GIVEN REQUEST
Return the entries below verbatim. Pictures stay out.

THE RECORDS
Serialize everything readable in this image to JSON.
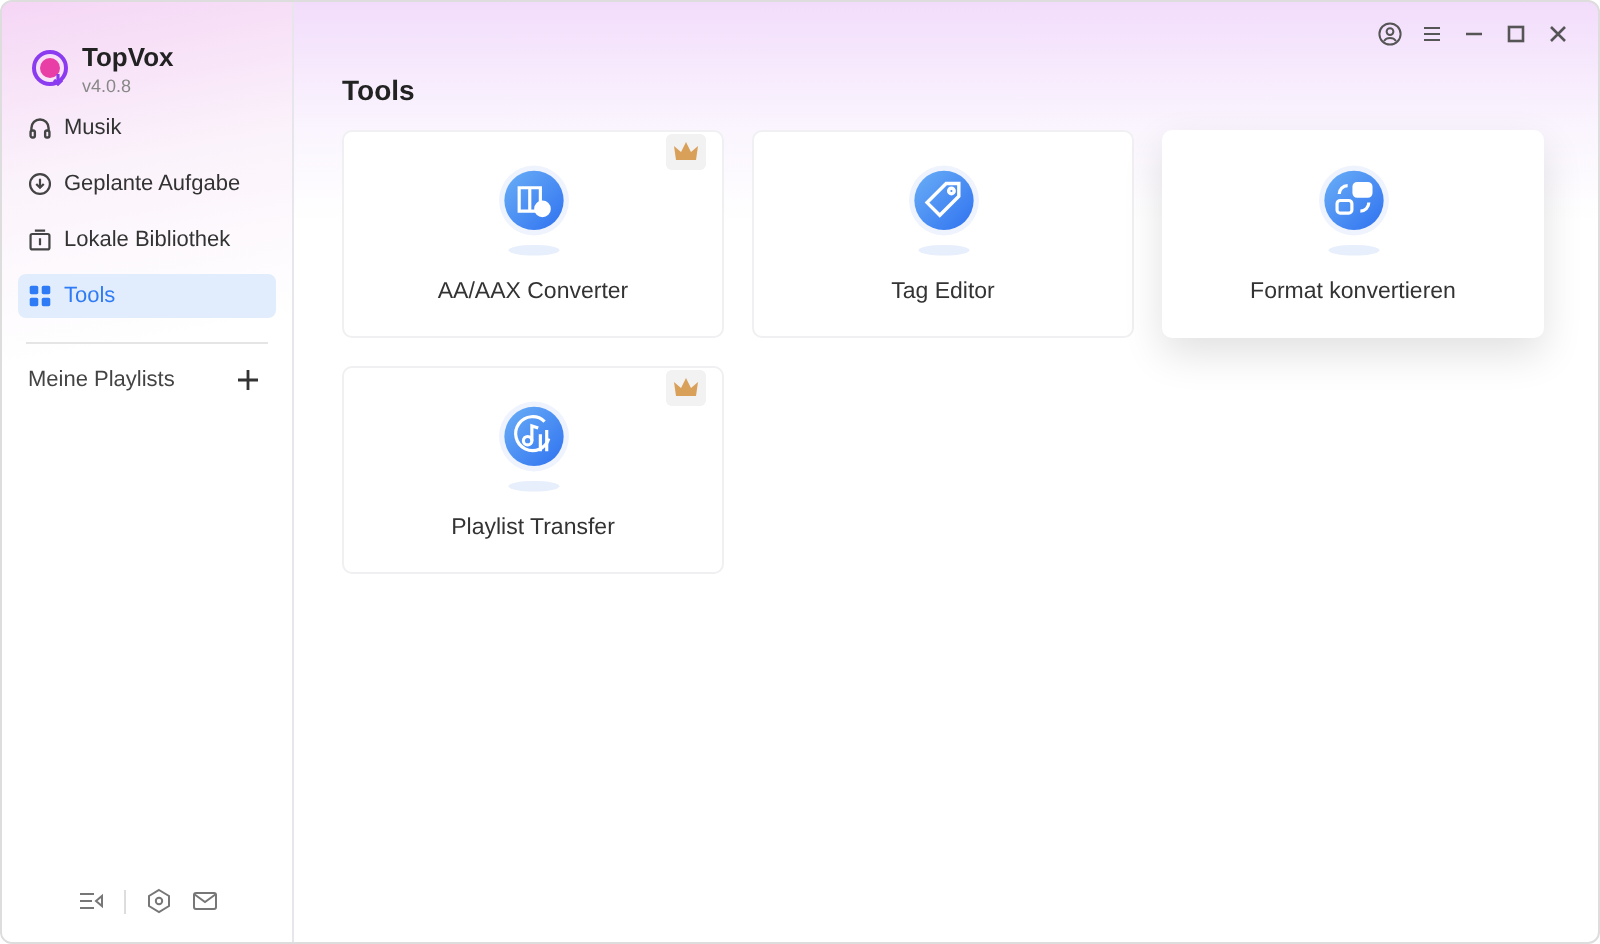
{
  "app": {
    "name": "TopVox",
    "version": "v4.0.8"
  },
  "sidebar": {
    "items": [
      {
        "label": "Musik",
        "kind": "headphones",
        "selected": false
      },
      {
        "label": "Geplante Aufgabe",
        "kind": "download",
        "selected": false
      },
      {
        "label": "Lokale Bibliothek",
        "kind": "library",
        "selected": false
      },
      {
        "label": "Tools",
        "kind": "grid",
        "selected": true
      }
    ],
    "playlists_label": "Meine Playlists"
  },
  "page_title": "Tools",
  "tools": [
    {
      "label": "AA/AAX Converter",
      "kind": "book",
      "premium": true,
      "highlighted": false
    },
    {
      "label": "Tag Editor",
      "kind": "tag",
      "premium": false,
      "highlighted": false
    },
    {
      "label": "Format konvertieren",
      "kind": "convert",
      "premium": false,
      "highlighted": true
    },
    {
      "label": "Playlist Transfer",
      "kind": "music",
      "premium": true,
      "highlighted": false
    }
  ]
}
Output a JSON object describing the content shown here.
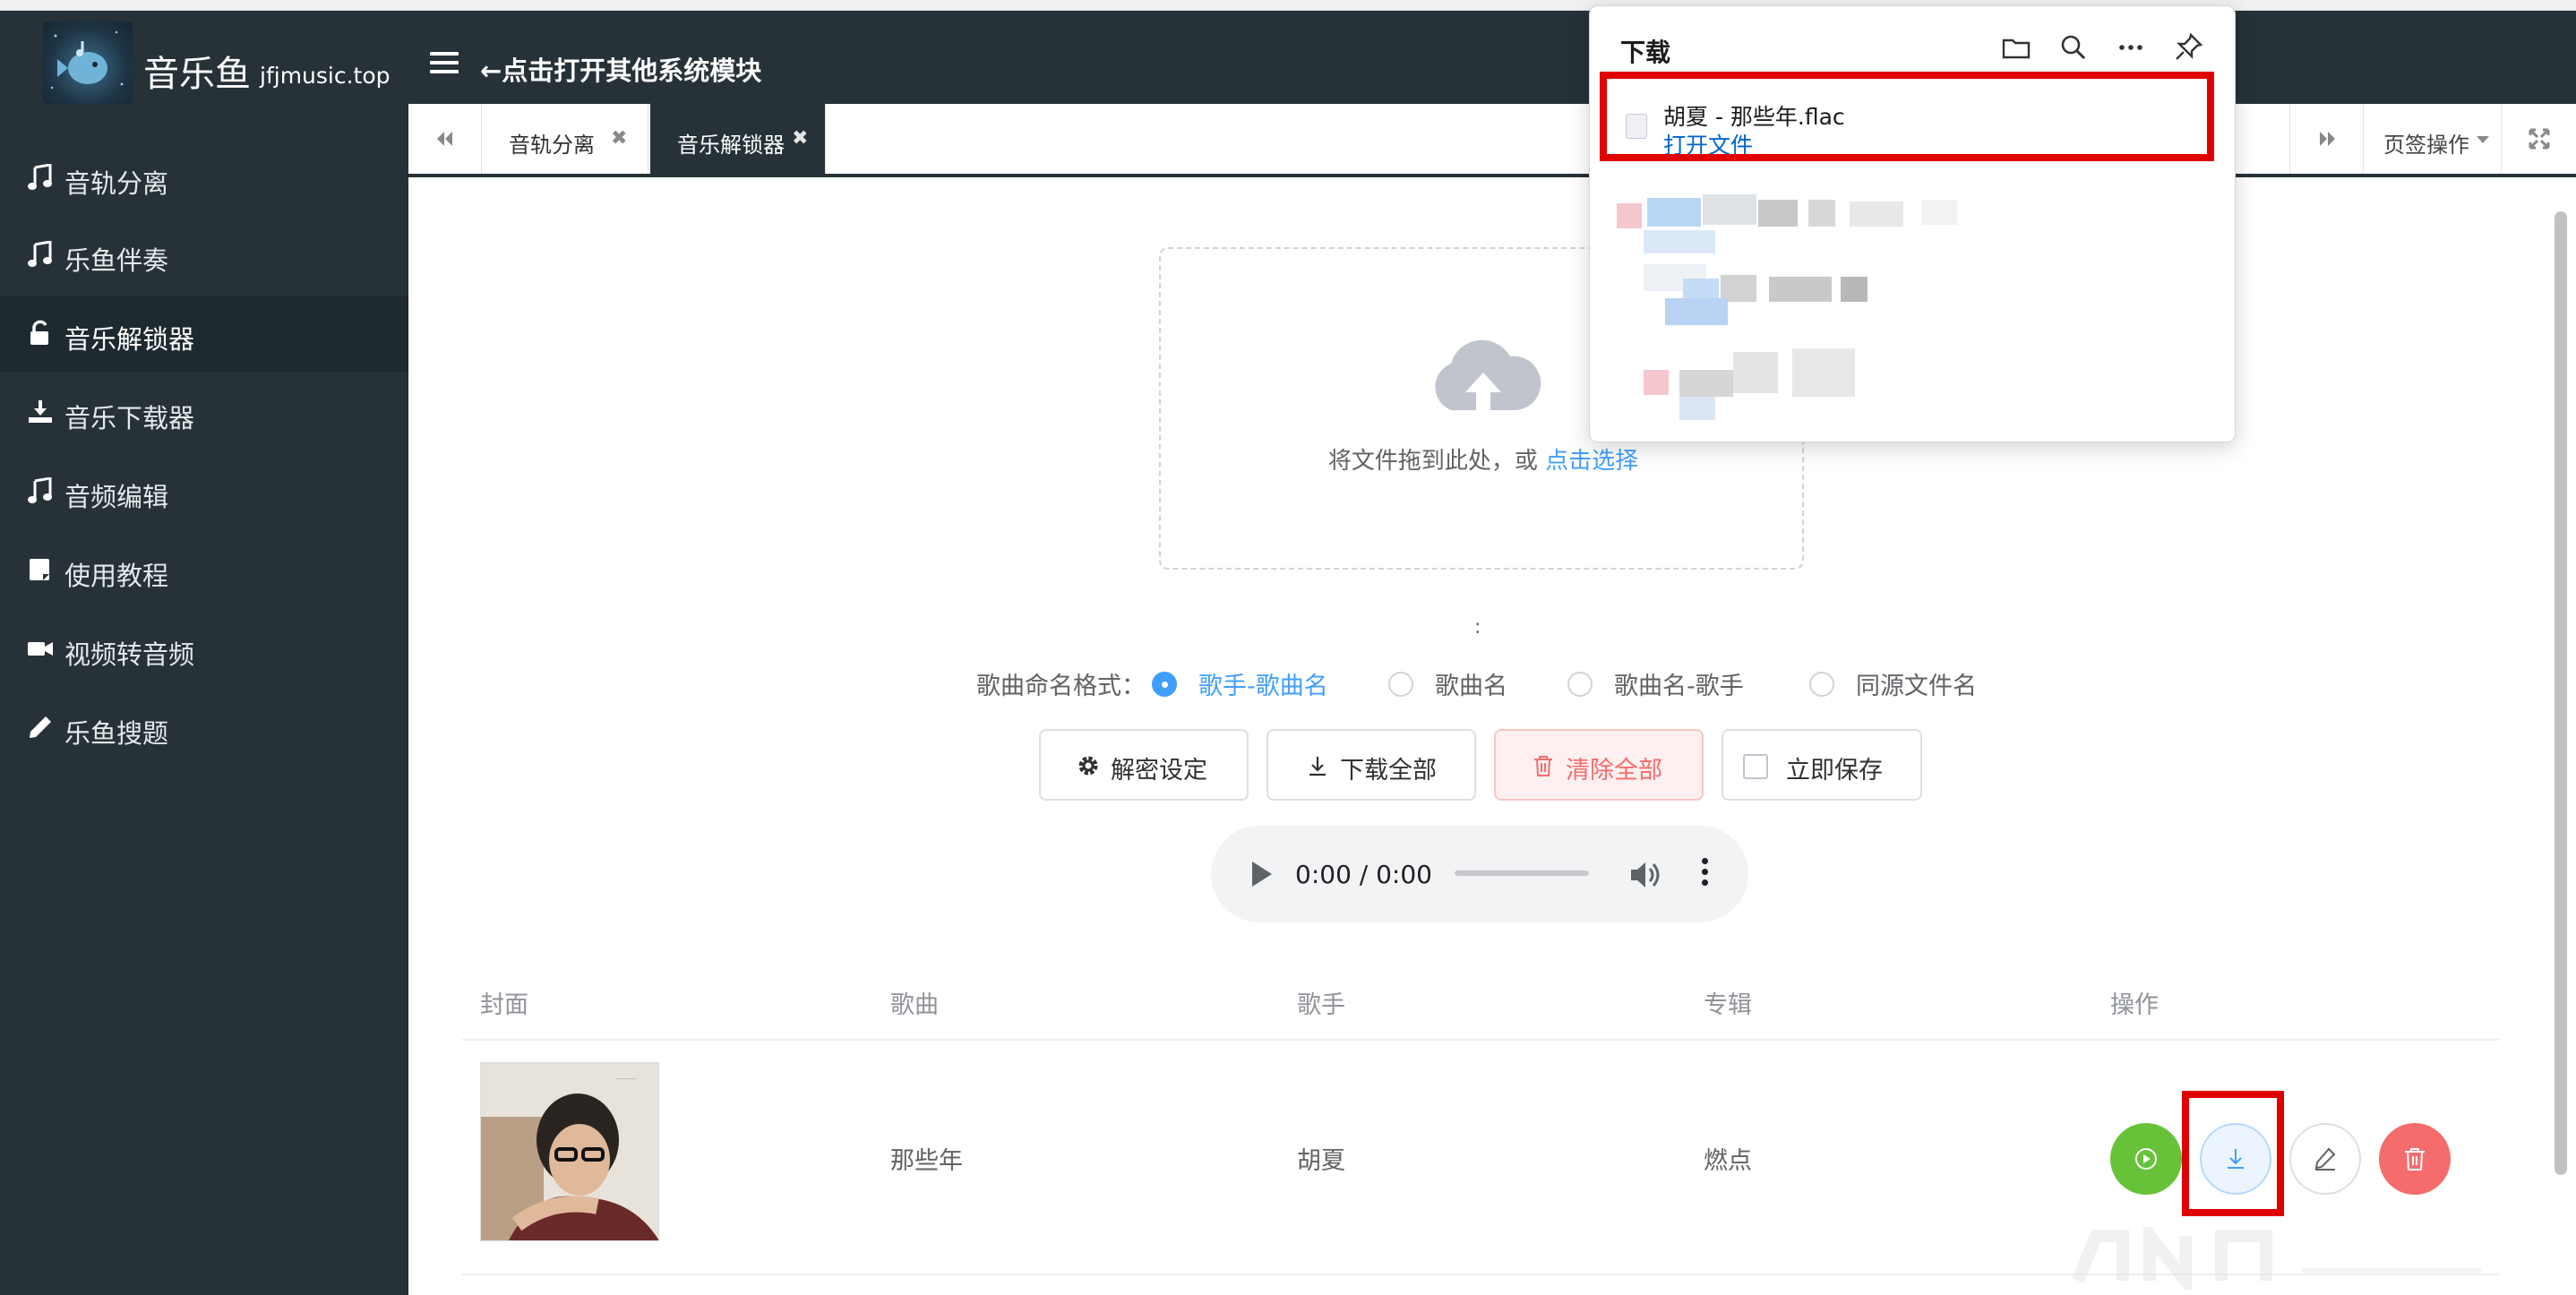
{
  "header": {
    "brand_name": "音乐鱼",
    "brand_url": "jfjmusic.top",
    "hint": "←点击打开其他系统模块"
  },
  "sidebar": {
    "items": [
      {
        "label": "音轨分离",
        "icon": "music-note-icon"
      },
      {
        "label": "乐鱼伴奏",
        "icon": "music-note-icon"
      },
      {
        "label": "音乐解锁器",
        "icon": "unlock-icon",
        "active": true
      },
      {
        "label": "音乐下载器",
        "icon": "download-icon"
      },
      {
        "label": "音频编辑",
        "icon": "music-note-icon"
      },
      {
        "label": "使用教程",
        "icon": "book-icon"
      },
      {
        "label": "视频转音频",
        "icon": "video-camera-icon"
      },
      {
        "label": "乐鱼搜题",
        "icon": "pencil-icon"
      }
    ]
  },
  "tabs": {
    "items": [
      {
        "label": "音轨分离",
        "active": false
      },
      {
        "label": "音乐解锁器",
        "active": true
      }
    ],
    "page_ops_label": "页签操作"
  },
  "upload": {
    "text": "将文件拖到此处，或",
    "link": "点击选择"
  },
  "colon_mark": ":",
  "naming": {
    "label": "歌曲命名格式：",
    "options": [
      {
        "label": "歌手-歌曲名",
        "checked": true
      },
      {
        "label": "歌曲名",
        "checked": false
      },
      {
        "label": "歌曲名-歌手",
        "checked": false
      },
      {
        "label": "同源文件名",
        "checked": false
      }
    ]
  },
  "actions": {
    "settings": "解密设定",
    "download_all": "下载全部",
    "clear_all": "清除全部",
    "save_now": "立即保存"
  },
  "player": {
    "time": "0:00 / 0:00"
  },
  "table": {
    "headers": {
      "cover": "封面",
      "song": "歌曲",
      "artist": "歌手",
      "album": "专辑",
      "ops": "操作"
    },
    "rows": [
      {
        "song": "那些年",
        "artist": "胡夏",
        "album": "燃点"
      }
    ]
  },
  "downloads_panel": {
    "title": "下载",
    "file_name": "胡夏 - 那些年.flac",
    "open_file": "打开文件"
  },
  "colors": {
    "sidebar_bg": "#263238",
    "accent": "#409eff",
    "danger": "#f56c6c",
    "success": "#67c23a",
    "highlight": "#e00000"
  }
}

RESULT FOR THIS EXERCISE
Serialize everything readable in this image to JSON.
{
  "app": {
    "name": "TopVox",
    "version": "v4.0.8"
  },
  "sidebar": {
    "items": [
      {
        "label": "Musik",
        "kind": "headphones",
        "selected": false
      },
      {
        "label": "Geplante Aufgabe",
        "kind": "download",
        "selected": false
      },
      {
        "label": "Lokale Bibliothek",
        "kind": "library",
        "selected": false
      },
      {
        "label": "Tools",
        "kind": "grid",
        "selected": true
      }
    ],
    "playlists_label": "Meine Playlists"
  },
  "page_title": "Tools",
  "tools": [
    {
      "label": "AA/AAX Converter",
      "kind": "book",
      "premium": true,
      "highlighted": false
    },
    {
      "label": "Tag Editor",
      "kind": "tag",
      "premium": false,
      "highlighted": false
    },
    {
      "label": "Format konvertieren",
      "kind": "convert",
      "premium": false,
      "highlighted": true
    },
    {
      "label": "Playlist Transfer",
      "kind": "music",
      "premium": true,
      "highlighted": false
    }
  ]
}
Output a JSON object describing the content shown here.
{
  "header": {
    "brand_name": "音乐鱼",
    "brand_url": "jfjmusic.top",
    "hint": "←点击打开其他系统模块"
  },
  "sidebar": {
    "items": [
      {
        "label": "音轨分离",
        "icon": "music-note-icon"
      },
      {
        "label": "乐鱼伴奏",
        "icon": "music-note-icon"
      },
      {
        "label": "音乐解锁器",
        "icon": "unlock-icon",
        "active": true
      },
      {
        "label": "音乐下载器",
        "icon": "download-icon"
      },
      {
        "label": "音频编辑",
        "icon": "music-note-icon"
      },
      {
        "label": "使用教程",
        "icon": "book-icon"
      },
      {
        "label": "视频转音频",
        "icon": "video-camera-icon"
      },
      {
        "label": "乐鱼搜题",
        "icon": "pencil-icon"
      }
    ]
  },
  "tabs": {
    "items": [
      {
        "label": "音轨分离",
        "active": false
      },
      {
        "label": "音乐解锁器",
        "active": true
      }
    ],
    "page_ops_label": "页签操作"
  },
  "upload": {
    "text": "将文件拖到此处，或",
    "link": "点击选择"
  },
  "colon_mark": ":",
  "naming": {
    "label": "歌曲命名格式：",
    "options": [
      {
        "label": "歌手-歌曲名",
        "checked": true
      },
      {
        "label": "歌曲名",
        "checked": false
      },
      {
        "label": "歌曲名-歌手",
        "checked": false
      },
      {
        "label": "同源文件名",
        "checked": false
      }
    ]
  },
  "actions": {
    "settings": "解密设定",
    "download_all": "下载全部",
    "clear_all": "清除全部",
    "save_now": "立即保存"
  },
  "player": {
    "time": "0:00 / 0:00"
  },
  "table": {
    "headers": {
      "cover": "封面",
      "song": "歌曲",
      "artist": "歌手",
      "album": "专辑",
      "ops": "操作"
    },
    "rows": [
      {
        "song": "那些年",
        "artist": "胡夏",
        "album": "燃点"
      }
    ]
  },
  "downloads_panel": {
    "title": "下载",
    "file_name": "胡夏 - 那些年.flac",
    "open_file": "打开文件"
  },
  "colors": {
    "sidebar_bg": "#263238",
    "accent": "#409eff",
    "danger": "#f56c6c",
    "success": "#67c23a",
    "highlight": "#e00000"
  }
}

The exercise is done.